(Task details):
Strip the pictures and reproduce the rest of the listing exactly.

(Dataset records):
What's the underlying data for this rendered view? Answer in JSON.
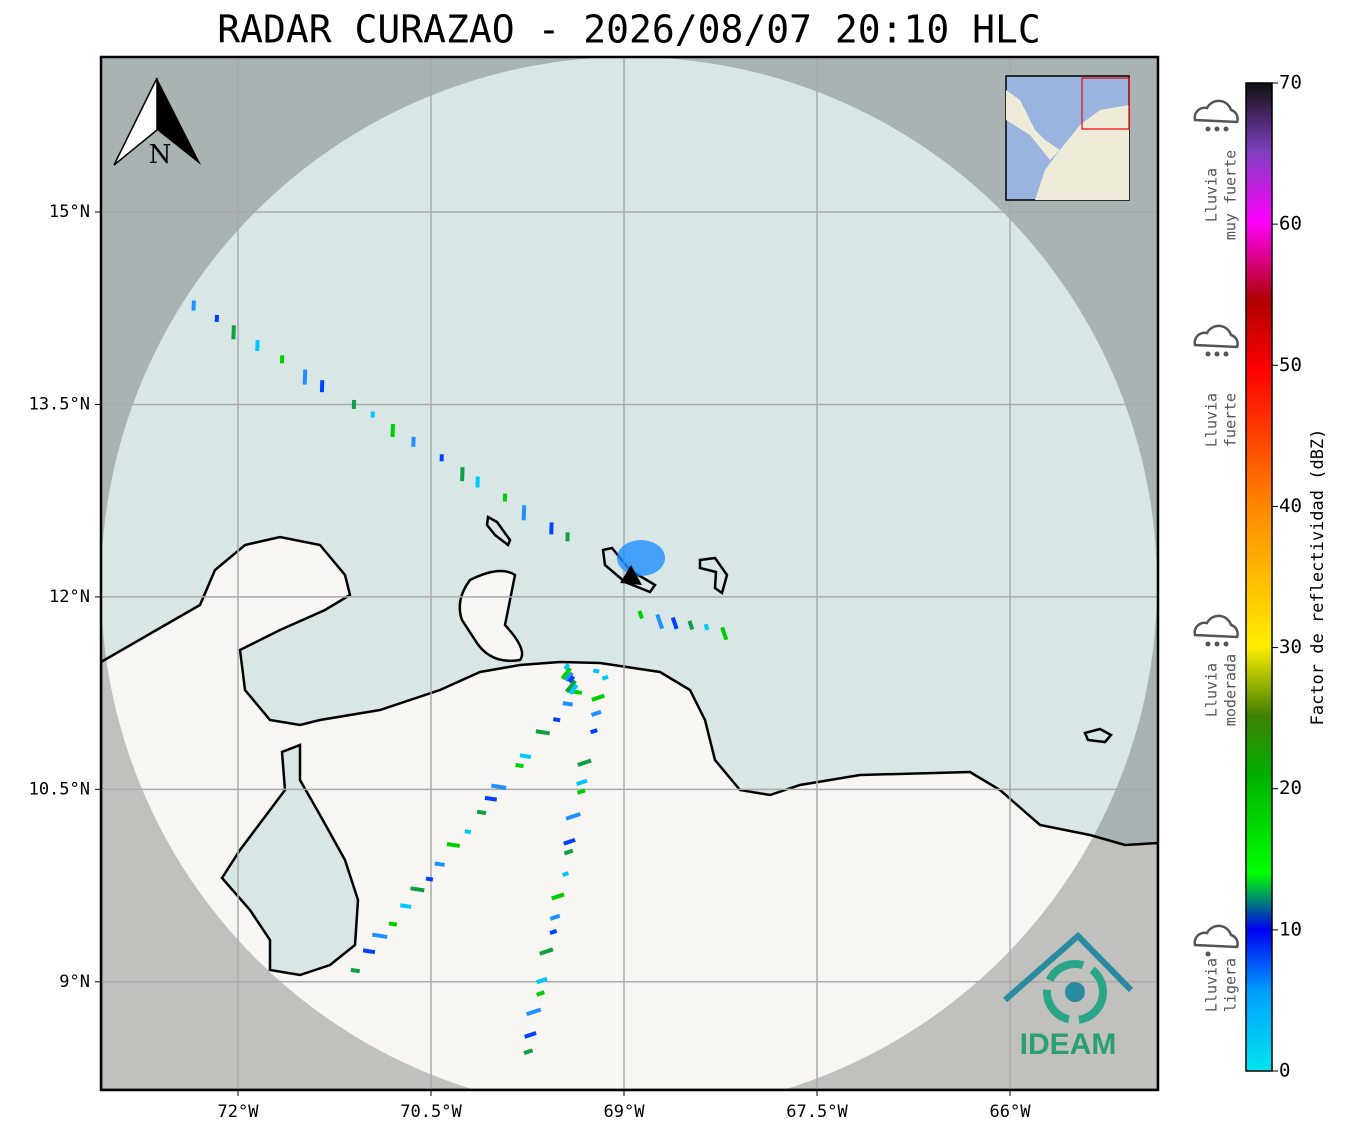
{
  "header": {
    "title": "RADAR CURAZAO - 2026/08/07 20:10 HLC"
  },
  "map": {
    "lon_ticks": [
      {
        "value": -72,
        "label": "72°W"
      },
      {
        "value": -70.5,
        "label": "70.5°W"
      },
      {
        "value": -69,
        "label": "69°W"
      },
      {
        "value": -67.5,
        "label": "67.5°W"
      },
      {
        "value": -66,
        "label": "66°W"
      }
    ],
    "lat_ticks": [
      {
        "value": 15,
        "label": "15°N"
      },
      {
        "value": 13.5,
        "label": "13.5°N"
      },
      {
        "value": 12,
        "label": "12°N"
      },
      {
        "value": 10.5,
        "label": "10.5°N"
      },
      {
        "value": 9,
        "label": "9°N"
      }
    ],
    "north_label": "N",
    "logo_text": "IDEAM"
  },
  "colorbar": {
    "label": "Factor de reflectividad (dBZ)",
    "range": [
      0,
      70
    ],
    "ticks": [
      0,
      10,
      20,
      30,
      40,
      50,
      60,
      70
    ]
  },
  "legend": {
    "items": [
      {
        "lines": [
          "Lluvia",
          "muy fuerte"
        ]
      },
      {
        "lines": [
          "Lluvia",
          "fuerte"
        ]
      },
      {
        "lines": [
          "Lluvia",
          "moderada"
        ]
      },
      {
        "lines": [
          "Lluvia",
          "ligera"
        ]
      }
    ]
  }
}
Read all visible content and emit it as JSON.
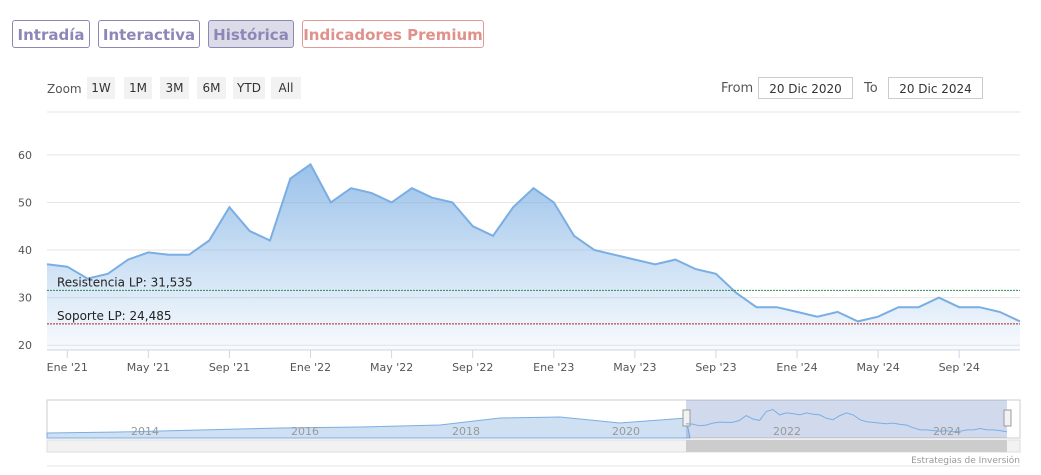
{
  "tabs": [
    "Intradía",
    "Interactiva",
    "Histórica",
    "Indicadores Premium"
  ],
  "zoom": {
    "label": "Zoom",
    "buttons": [
      "1W",
      "1M",
      "3M",
      "6M",
      "YTD",
      "All"
    ]
  },
  "range": {
    "from_label": "From",
    "from": "20 Dic 2020",
    "to_label": "To",
    "to": "20 Dic 2024"
  },
  "chart_data": {
    "type": "area",
    "x": [
      "2020-12",
      "2021-01",
      "2021-02",
      "2021-03",
      "2021-04",
      "2021-05",
      "2021-06",
      "2021-07",
      "2021-08",
      "2021-09",
      "2021-10",
      "2021-11",
      "2021-12",
      "2022-01",
      "2022-02",
      "2022-03",
      "2022-04",
      "2022-05",
      "2022-06",
      "2022-07",
      "2022-08",
      "2022-09",
      "2022-10",
      "2022-11",
      "2022-12",
      "2023-01",
      "2023-02",
      "2023-03",
      "2023-04",
      "2023-05",
      "2023-06",
      "2023-07",
      "2023-08",
      "2023-09",
      "2023-10",
      "2023-11",
      "2023-12",
      "2024-01",
      "2024-02",
      "2024-03",
      "2024-04",
      "2024-05",
      "2024-06",
      "2024-07",
      "2024-08",
      "2024-09",
      "2024-10",
      "2024-11",
      "2024-12"
    ],
    "values": [
      37,
      36.5,
      34,
      35,
      38,
      39.5,
      39,
      39,
      42,
      49,
      44,
      42,
      55,
      58,
      50,
      53,
      52,
      50,
      53,
      51,
      50,
      45,
      43,
      49,
      53,
      50,
      43,
      40,
      39,
      38,
      37,
      38,
      36,
      35,
      31,
      28,
      28,
      27,
      26,
      27,
      25,
      26,
      28,
      28,
      30,
      28,
      28,
      27,
      25
    ],
    "color": "#7aaee3",
    "xlim": [
      "2020-12",
      "2024-12"
    ],
    "xticks": [
      {
        "value": "2021-01",
        "label": "Ene '21"
      },
      {
        "value": "2021-05",
        "label": "May '21"
      },
      {
        "value": "2021-09",
        "label": "Sep '21"
      },
      {
        "value": "2022-01",
        "label": "Ene '22"
      },
      {
        "value": "2022-05",
        "label": "May '22"
      },
      {
        "value": "2022-09",
        "label": "Sep '22"
      },
      {
        "value": "2023-01",
        "label": "Ene '23"
      },
      {
        "value": "2023-05",
        "label": "May '23"
      },
      {
        "value": "2023-09",
        "label": "Sep '23"
      },
      {
        "value": "2024-01",
        "label": "Ene '24"
      },
      {
        "value": "2024-05",
        "label": "May '24"
      },
      {
        "value": "2024-09",
        "label": "Sep '24"
      }
    ],
    "ylim": [
      19,
      69
    ],
    "yticks": [
      20,
      30,
      40,
      50,
      60
    ],
    "grid": true,
    "plot_lines": [
      {
        "label": "Resistencia LP: 31,535",
        "value": 31.535,
        "color": "#2e8b57"
      },
      {
        "label": "Soporte LP: 24,485",
        "value": 24.485,
        "color": "#b22222"
      }
    ],
    "navigator_labels": [
      "2014",
      "2016",
      "2018",
      "2020",
      "2022",
      "2024"
    ],
    "credit": "Estrategias de Inversión"
  }
}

(Task response):
What's the underlying data for this rendered view? Answer in JSON.
{
  "header": {
    "title": "RADAR CURAZAO - 2026/08/07 20:10 HLC"
  },
  "map": {
    "lon_ticks": [
      {
        "value": -72,
        "label": "72°W"
      },
      {
        "value": -70.5,
        "label": "70.5°W"
      },
      {
        "value": -69,
        "label": "69°W"
      },
      {
        "value": -67.5,
        "label": "67.5°W"
      },
      {
        "value": -66,
        "label": "66°W"
      }
    ],
    "lat_ticks": [
      {
        "value": 15,
        "label": "15°N"
      },
      {
        "value": 13.5,
        "label": "13.5°N"
      },
      {
        "value": 12,
        "label": "12°N"
      },
      {
        "value": 10.5,
        "label": "10.5°N"
      },
      {
        "value": 9,
        "label": "9°N"
      }
    ],
    "north_label": "N",
    "logo_text": "IDEAM"
  },
  "colorbar": {
    "label": "Factor de reflectividad (dBZ)",
    "range": [
      0,
      70
    ],
    "ticks": [
      0,
      10,
      20,
      30,
      40,
      50,
      60,
      70
    ]
  },
  "legend": {
    "items": [
      {
        "lines": [
          "Lluvia",
          "muy fuerte"
        ]
      },
      {
        "lines": [
          "Lluvia",
          "fuerte"
        ]
      },
      {
        "lines": [
          "Lluvia",
          "moderada"
        ]
      },
      {
        "lines": [
          "Lluvia",
          "ligera"
        ]
      }
    ]
  }
}
Read all visible content and emit it as JSON.
{
  "tabs": [
    "Intradía",
    "Interactiva",
    "Histórica",
    "Indicadores Premium"
  ],
  "zoom": {
    "label": "Zoom",
    "buttons": [
      "1W",
      "1M",
      "3M",
      "6M",
      "YTD",
      "All"
    ]
  },
  "range": {
    "from_label": "From",
    "from": "20 Dic 2020",
    "to_label": "To",
    "to": "20 Dic 2024"
  },
  "chart_data": {
    "type": "area",
    "x": [
      "2020-12",
      "2021-01",
      "2021-02",
      "2021-03",
      "2021-04",
      "2021-05",
      "2021-06",
      "2021-07",
      "2021-08",
      "2021-09",
      "2021-10",
      "2021-11",
      "2021-12",
      "2022-01",
      "2022-02",
      "2022-03",
      "2022-04",
      "2022-05",
      "2022-06",
      "2022-07",
      "2022-08",
      "2022-09",
      "2022-10",
      "2022-11",
      "2022-12",
      "2023-01",
      "2023-02",
      "2023-03",
      "2023-04",
      "2023-05",
      "2023-06",
      "2023-07",
      "2023-08",
      "2023-09",
      "2023-10",
      "2023-11",
      "2023-12",
      "2024-01",
      "2024-02",
      "2024-03",
      "2024-04",
      "2024-05",
      "2024-06",
      "2024-07",
      "2024-08",
      "2024-09",
      "2024-10",
      "2024-11",
      "2024-12"
    ],
    "values": [
      37,
      36.5,
      34,
      35,
      38,
      39.5,
      39,
      39,
      42,
      49,
      44,
      42,
      55,
      58,
      50,
      53,
      52,
      50,
      53,
      51,
      50,
      45,
      43,
      49,
      53,
      50,
      43,
      40,
      39,
      38,
      37,
      38,
      36,
      35,
      31,
      28,
      28,
      27,
      26,
      27,
      25,
      26,
      28,
      28,
      30,
      28,
      28,
      27,
      25
    ],
    "color": "#7aaee3",
    "xlim": [
      "2020-12",
      "2024-12"
    ],
    "xticks": [
      {
        "value": "2021-01",
        "label": "Ene '21"
      },
      {
        "value": "2021-05",
        "label": "May '21"
      },
      {
        "value": "2021-09",
        "label": "Sep '21"
      },
      {
        "value": "2022-01",
        "label": "Ene '22"
      },
      {
        "value": "2022-05",
        "label": "May '22"
      },
      {
        "value": "2022-09",
        "label": "Sep '22"
      },
      {
        "value": "2023-01",
        "label": "Ene '23"
      },
      {
        "value": "2023-05",
        "label": "May '23"
      },
      {
        "value": "2023-09",
        "label": "Sep '23"
      },
      {
        "value": "2024-01",
        "label": "Ene '24"
      },
      {
        "value": "2024-05",
        "label": "May '24"
      },
      {
        "value": "2024-09",
        "label": "Sep '24"
      }
    ],
    "ylim": [
      19,
      69
    ],
    "yticks": [
      20,
      30,
      40,
      50,
      60
    ],
    "grid": true,
    "plot_lines": [
      {
        "label": "Resistencia LP: 31,535",
        "value": 31.535,
        "color": "#2e8b57"
      },
      {
        "label": "Soporte LP: 24,485",
        "value": 24.485,
        "color": "#b22222"
      }
    ],
    "navigator_labels": [
      "2014",
      "2016",
      "2018",
      "2020",
      "2022",
      "2024"
    ],
    "credit": "Estrategias de Inversión"
  }
}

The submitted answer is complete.